Given problem: Write out, word for word, the part of the Berlin Wall anniversary article below that starts at "On Sunday, thousands" and ends at "would never come.".

Posted at 8:44 AM, Nov 09, 2014
and last updated 2014-11-09 10:44:50-05
By Andreas Preuss

CNN

(CNN) — Jumping out of buildings, running through barbed wire, flying makeshift planes and digging secret tunnels — all desperate measures used by people to flee East Berlin after the wall went up.

Those images and memories flooded back into Germany’s collective conscious on Sunday, as the nation celebrated 25 years since the Berlin Wall came tumbling down.

On November 9, 1989, tens of thousands of Germans literally tore it down by hand — using their fists, pickaxes, sledgehammers and shovels.

Then East Germany’s communist government helped, heaving away chunks of it by crane, as its citizens streamed into the West and its one-party oligarchy collapsed.

Freedom and ultimately a united Germany emerged from the bitter Cold War that had separated Berlin since the first concrete barrier went up in 1961.

Berlin today

In the years since the Wall came down, the city has undergone a massive transformation as people and money poured into the former East Berlin.

Berlin now shines as a crown jewel of central Europe. It’s a far cry from the city and the country that were bombed to ruins during World War II. And Germany is now the world’s fourth largest economy and the driving market in the European Union.

On Sunday, thousands of Berliners, dignitaries and visitors from around the world gathered around the city’s iconic Brandenburg Gate to remember the moment that many thought would never come.

Source records:
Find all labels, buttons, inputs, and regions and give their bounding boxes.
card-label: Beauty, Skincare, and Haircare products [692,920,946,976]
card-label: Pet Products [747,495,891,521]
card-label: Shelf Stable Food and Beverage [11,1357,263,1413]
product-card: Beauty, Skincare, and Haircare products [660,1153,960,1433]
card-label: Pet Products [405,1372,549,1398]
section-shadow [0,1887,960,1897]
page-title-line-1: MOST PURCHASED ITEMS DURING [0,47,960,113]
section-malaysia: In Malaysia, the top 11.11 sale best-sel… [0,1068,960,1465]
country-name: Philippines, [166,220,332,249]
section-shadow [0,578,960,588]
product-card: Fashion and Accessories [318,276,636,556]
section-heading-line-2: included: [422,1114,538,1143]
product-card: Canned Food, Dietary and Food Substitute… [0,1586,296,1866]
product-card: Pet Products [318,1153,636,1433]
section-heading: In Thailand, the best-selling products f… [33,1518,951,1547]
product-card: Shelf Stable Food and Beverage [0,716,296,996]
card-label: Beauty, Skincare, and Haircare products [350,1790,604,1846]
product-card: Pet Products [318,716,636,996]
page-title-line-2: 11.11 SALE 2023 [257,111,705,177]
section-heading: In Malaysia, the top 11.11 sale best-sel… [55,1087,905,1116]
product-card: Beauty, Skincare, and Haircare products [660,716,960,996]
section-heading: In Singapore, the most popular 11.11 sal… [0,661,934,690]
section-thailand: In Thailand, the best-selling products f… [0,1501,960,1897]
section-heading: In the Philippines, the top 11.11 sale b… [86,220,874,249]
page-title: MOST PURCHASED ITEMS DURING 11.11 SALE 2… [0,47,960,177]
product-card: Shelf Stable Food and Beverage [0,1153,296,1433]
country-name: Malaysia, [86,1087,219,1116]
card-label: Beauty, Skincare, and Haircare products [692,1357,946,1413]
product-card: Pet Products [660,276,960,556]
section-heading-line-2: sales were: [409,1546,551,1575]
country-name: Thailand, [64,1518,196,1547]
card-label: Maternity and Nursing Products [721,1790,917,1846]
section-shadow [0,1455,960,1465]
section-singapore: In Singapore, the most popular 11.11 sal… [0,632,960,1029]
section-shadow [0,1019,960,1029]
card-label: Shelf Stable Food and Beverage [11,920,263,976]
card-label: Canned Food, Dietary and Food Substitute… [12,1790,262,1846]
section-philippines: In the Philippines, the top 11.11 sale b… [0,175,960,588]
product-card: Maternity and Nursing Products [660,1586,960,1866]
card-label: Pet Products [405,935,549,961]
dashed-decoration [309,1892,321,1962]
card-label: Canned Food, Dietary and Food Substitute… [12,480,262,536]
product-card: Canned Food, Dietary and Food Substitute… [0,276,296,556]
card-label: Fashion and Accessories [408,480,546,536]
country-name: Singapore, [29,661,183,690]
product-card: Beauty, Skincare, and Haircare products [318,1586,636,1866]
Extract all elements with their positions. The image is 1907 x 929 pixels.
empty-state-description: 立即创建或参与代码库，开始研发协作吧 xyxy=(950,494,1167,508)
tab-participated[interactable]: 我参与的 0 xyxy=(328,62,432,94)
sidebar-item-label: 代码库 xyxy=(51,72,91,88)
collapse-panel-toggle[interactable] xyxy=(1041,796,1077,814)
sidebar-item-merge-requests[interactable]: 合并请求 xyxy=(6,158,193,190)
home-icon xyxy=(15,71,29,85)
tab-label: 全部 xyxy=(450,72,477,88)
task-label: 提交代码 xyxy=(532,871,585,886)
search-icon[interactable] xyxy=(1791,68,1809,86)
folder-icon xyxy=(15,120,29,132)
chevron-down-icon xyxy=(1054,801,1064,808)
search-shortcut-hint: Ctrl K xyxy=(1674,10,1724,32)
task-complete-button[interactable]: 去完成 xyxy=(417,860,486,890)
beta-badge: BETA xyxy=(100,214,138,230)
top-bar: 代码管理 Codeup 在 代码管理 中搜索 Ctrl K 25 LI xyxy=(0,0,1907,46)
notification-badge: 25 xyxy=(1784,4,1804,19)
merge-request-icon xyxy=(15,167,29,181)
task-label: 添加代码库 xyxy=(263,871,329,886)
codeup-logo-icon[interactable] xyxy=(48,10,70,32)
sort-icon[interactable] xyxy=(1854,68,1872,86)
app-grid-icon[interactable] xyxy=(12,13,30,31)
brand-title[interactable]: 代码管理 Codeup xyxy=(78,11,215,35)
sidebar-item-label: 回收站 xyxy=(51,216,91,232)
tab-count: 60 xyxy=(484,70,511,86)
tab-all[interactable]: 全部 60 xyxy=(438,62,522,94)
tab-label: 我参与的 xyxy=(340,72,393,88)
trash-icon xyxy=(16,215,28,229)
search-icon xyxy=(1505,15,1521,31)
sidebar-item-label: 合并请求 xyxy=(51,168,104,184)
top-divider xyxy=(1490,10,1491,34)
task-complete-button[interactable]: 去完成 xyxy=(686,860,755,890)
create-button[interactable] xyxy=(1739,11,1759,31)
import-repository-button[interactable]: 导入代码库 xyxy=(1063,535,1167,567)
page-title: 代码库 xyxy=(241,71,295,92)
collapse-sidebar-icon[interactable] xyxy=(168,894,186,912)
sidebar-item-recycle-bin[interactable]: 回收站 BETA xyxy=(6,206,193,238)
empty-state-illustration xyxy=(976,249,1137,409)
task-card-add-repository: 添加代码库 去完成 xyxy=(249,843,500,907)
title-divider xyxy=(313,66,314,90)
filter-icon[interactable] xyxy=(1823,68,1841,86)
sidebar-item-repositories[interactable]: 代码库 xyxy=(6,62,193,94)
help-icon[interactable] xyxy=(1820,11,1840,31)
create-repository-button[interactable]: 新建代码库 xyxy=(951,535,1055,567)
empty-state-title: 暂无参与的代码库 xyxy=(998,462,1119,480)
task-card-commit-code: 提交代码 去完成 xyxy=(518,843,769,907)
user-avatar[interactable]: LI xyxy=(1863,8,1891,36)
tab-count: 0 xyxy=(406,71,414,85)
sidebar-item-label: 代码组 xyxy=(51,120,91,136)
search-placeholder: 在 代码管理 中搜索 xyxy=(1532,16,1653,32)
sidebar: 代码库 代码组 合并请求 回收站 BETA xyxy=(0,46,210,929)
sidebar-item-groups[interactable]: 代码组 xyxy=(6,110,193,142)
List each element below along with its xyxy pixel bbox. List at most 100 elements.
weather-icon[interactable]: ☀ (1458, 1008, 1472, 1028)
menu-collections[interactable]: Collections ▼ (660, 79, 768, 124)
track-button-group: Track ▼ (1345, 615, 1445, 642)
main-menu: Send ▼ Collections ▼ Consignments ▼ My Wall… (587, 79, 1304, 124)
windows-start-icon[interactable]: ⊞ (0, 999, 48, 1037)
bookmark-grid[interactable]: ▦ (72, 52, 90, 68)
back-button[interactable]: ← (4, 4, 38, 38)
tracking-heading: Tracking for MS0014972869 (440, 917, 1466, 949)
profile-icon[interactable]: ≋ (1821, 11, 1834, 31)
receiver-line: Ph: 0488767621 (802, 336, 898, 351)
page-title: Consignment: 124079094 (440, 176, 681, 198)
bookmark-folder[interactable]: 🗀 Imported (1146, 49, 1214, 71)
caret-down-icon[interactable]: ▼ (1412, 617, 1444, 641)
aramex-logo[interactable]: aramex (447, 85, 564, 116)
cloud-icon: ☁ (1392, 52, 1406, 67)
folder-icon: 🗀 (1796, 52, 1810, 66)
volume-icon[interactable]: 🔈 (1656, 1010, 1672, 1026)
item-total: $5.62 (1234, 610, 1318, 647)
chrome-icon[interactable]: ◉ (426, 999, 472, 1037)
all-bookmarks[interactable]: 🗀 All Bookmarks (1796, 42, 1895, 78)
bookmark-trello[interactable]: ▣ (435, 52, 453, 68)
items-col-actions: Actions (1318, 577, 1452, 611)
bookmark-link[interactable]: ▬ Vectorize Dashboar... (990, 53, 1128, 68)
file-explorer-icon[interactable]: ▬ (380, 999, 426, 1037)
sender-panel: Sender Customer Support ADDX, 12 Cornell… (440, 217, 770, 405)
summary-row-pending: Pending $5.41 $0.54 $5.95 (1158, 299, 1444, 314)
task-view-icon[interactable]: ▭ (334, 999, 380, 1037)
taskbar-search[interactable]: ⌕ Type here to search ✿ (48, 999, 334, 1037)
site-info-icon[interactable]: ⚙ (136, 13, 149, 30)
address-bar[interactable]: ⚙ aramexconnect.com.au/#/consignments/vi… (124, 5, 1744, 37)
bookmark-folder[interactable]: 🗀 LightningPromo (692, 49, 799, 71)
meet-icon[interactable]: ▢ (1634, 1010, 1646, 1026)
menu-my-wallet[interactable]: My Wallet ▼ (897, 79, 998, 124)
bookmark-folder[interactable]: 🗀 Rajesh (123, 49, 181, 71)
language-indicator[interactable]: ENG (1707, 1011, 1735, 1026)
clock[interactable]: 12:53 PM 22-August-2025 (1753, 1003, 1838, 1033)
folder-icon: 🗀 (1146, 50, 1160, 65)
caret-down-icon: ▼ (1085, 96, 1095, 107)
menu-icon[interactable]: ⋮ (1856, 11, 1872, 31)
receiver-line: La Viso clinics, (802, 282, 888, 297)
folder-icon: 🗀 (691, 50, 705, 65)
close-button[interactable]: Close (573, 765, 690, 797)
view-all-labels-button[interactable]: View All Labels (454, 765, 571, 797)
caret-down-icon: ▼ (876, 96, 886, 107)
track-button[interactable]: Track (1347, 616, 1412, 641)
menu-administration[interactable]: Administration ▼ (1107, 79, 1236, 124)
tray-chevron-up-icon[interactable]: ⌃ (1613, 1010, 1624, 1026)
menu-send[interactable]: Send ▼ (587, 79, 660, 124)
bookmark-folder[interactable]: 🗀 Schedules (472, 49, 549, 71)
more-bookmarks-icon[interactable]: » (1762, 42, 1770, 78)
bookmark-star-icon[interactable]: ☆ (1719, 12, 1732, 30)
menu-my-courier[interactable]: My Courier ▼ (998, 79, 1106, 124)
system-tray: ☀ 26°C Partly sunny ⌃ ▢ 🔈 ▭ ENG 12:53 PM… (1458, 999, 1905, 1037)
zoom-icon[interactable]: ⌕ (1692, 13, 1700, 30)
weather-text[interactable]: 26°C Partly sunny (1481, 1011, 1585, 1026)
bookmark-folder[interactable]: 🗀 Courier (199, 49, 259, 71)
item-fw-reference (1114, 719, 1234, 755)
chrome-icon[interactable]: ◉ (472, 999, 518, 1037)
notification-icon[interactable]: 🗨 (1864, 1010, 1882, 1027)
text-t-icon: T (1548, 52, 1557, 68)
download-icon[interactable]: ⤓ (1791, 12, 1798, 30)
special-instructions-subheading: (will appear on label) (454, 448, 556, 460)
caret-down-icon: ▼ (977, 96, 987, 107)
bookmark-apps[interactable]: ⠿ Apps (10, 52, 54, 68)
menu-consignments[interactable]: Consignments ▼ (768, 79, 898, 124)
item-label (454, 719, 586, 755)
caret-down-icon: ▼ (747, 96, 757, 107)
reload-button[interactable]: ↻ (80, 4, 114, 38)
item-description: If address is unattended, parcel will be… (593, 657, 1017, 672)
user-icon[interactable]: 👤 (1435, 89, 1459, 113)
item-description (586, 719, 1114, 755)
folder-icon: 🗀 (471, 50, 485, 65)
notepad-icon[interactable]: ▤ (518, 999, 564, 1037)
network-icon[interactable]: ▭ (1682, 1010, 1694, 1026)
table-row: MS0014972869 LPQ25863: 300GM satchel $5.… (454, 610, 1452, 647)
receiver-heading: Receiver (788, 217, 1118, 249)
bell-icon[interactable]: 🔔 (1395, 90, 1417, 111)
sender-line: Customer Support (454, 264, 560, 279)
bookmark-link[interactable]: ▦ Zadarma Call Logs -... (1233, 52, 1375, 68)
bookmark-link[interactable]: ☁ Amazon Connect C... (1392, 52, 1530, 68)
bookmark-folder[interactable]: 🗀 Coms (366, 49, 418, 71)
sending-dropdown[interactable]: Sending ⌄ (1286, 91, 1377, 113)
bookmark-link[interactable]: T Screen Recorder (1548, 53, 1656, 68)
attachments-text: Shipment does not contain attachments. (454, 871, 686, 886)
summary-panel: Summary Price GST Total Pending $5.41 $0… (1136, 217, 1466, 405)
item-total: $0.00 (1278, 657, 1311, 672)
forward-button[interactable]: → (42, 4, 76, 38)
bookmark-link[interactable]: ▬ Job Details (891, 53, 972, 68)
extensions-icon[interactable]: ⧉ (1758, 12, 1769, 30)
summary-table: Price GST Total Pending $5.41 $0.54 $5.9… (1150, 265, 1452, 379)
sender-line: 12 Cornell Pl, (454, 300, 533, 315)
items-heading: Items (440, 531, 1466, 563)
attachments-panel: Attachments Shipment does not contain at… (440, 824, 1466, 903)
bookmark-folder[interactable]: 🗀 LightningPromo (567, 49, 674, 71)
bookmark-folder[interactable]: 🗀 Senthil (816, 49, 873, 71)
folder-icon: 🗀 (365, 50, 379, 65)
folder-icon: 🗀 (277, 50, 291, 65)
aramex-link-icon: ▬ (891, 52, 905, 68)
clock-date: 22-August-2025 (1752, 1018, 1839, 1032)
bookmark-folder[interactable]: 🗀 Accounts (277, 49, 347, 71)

Exercise answer:
On Sunday, thousands of Berliners, dignitaries and visitors from around the world gathered around the city’s iconic Brandenburg Gate to remember the moment that many thought would never come.